• _Work to be completed_: Take each line that has the word "marker" and return it.

• _Data to process_:

════

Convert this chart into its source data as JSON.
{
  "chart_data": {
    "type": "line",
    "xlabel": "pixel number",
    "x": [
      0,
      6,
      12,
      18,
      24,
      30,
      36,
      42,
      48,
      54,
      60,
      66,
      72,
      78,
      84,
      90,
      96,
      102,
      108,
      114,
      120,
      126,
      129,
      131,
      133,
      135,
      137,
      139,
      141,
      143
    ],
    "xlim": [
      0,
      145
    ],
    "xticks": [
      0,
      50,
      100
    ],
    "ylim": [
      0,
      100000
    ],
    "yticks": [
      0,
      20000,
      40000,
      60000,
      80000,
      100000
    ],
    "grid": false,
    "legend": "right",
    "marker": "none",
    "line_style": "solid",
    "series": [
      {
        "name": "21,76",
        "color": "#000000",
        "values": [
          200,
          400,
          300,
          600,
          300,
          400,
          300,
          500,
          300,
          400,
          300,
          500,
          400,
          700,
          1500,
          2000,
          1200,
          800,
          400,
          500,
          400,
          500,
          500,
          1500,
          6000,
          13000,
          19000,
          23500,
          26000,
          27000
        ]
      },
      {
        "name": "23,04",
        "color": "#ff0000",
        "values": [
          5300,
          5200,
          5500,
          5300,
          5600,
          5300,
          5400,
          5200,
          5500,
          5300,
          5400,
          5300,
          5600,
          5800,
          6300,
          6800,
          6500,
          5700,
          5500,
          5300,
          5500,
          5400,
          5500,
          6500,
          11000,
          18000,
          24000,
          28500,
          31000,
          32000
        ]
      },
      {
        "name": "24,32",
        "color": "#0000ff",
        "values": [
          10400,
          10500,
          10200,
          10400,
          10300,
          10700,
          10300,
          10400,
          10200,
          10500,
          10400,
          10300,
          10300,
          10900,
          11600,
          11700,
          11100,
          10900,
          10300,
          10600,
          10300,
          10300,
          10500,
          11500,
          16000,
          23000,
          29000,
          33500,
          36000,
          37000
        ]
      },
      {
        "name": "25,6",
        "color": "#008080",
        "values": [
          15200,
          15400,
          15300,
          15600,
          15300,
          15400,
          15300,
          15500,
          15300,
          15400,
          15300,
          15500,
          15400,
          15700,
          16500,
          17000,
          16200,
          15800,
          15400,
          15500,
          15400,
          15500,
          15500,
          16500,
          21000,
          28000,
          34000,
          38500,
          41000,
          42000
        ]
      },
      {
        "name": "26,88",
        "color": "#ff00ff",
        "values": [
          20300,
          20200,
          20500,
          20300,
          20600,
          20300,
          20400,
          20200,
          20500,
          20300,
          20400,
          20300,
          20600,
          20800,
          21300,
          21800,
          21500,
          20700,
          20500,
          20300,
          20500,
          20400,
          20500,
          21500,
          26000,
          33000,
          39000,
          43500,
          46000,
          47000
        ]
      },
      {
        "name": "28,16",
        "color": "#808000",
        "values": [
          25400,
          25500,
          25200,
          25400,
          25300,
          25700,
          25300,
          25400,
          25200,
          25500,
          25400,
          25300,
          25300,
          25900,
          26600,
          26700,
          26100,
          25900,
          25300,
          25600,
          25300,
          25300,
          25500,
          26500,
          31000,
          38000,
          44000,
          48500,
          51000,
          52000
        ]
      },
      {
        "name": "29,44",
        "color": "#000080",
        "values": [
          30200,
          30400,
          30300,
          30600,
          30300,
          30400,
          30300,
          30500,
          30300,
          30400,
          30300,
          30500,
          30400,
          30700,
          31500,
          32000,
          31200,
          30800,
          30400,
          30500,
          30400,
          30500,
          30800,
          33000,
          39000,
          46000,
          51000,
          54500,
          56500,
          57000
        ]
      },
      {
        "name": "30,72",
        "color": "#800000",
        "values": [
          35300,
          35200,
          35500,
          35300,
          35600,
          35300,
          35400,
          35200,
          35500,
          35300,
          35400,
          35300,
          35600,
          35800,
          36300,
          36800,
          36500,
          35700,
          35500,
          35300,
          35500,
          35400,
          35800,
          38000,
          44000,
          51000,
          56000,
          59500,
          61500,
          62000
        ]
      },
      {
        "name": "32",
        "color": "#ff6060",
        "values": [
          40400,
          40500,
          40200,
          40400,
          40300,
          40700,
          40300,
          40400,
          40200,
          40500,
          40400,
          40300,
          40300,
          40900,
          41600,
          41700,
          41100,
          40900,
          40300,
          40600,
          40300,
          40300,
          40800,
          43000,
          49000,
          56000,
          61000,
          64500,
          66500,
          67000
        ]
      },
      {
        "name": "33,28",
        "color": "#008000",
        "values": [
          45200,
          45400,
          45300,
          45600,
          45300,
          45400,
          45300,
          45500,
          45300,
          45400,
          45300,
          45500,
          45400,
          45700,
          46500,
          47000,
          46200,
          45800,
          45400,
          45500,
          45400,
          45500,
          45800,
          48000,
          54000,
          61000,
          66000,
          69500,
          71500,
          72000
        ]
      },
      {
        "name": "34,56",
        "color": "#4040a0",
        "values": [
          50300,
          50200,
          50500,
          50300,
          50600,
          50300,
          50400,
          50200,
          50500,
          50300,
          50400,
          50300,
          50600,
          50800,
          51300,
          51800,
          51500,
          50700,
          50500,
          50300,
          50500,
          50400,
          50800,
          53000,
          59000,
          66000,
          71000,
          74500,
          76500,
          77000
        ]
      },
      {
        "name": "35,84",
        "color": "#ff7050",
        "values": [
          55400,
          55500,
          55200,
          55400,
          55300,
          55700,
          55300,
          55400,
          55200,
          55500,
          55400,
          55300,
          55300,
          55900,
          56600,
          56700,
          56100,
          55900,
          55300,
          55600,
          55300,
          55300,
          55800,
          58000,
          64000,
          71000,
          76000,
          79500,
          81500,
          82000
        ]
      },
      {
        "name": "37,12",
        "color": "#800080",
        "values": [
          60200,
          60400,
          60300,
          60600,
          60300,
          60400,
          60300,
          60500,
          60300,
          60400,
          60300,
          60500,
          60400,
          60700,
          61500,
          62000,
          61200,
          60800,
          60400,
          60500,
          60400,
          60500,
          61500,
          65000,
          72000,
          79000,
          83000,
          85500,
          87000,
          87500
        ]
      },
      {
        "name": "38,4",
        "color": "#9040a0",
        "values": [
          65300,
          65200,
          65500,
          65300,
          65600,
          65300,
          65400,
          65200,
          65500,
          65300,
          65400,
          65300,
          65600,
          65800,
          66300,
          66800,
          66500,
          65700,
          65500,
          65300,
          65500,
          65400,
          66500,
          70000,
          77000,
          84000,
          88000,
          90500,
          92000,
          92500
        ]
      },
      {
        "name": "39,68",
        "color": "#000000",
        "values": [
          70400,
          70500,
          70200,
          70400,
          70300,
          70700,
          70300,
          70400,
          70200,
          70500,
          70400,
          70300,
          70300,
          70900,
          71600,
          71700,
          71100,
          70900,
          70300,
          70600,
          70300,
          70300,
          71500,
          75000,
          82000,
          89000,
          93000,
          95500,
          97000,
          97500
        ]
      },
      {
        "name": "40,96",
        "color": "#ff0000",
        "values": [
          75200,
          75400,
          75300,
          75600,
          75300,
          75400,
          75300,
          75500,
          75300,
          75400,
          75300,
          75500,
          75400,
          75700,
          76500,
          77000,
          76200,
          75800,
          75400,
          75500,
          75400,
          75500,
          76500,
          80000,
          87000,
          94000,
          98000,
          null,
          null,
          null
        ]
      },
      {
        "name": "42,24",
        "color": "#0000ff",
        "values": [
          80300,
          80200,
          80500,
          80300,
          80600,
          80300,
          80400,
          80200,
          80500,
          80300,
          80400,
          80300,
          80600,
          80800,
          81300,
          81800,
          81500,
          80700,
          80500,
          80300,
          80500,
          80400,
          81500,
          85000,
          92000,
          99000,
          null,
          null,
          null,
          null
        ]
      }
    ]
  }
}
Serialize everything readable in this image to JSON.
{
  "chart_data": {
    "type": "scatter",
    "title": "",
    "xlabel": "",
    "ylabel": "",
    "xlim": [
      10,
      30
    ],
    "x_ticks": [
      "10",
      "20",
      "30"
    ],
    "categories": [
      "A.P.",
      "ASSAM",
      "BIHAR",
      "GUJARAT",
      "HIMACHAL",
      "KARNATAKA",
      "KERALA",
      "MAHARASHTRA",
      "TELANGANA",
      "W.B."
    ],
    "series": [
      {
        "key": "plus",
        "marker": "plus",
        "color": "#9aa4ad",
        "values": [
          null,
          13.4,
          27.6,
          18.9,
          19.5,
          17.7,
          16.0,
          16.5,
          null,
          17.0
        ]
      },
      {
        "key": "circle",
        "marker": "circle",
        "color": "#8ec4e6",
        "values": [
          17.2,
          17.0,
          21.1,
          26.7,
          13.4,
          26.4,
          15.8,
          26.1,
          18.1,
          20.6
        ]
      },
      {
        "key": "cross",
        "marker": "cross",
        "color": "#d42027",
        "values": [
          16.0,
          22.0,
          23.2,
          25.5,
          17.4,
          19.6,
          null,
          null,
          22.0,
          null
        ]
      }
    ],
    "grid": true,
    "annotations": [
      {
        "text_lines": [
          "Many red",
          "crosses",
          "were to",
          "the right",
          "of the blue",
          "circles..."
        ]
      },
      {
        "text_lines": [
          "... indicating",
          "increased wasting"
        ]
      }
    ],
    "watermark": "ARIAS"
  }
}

════

• _Task response_:
    "marker": "none",
        "marker": "plus",
        "marker": "circle",
        "marker": "cross",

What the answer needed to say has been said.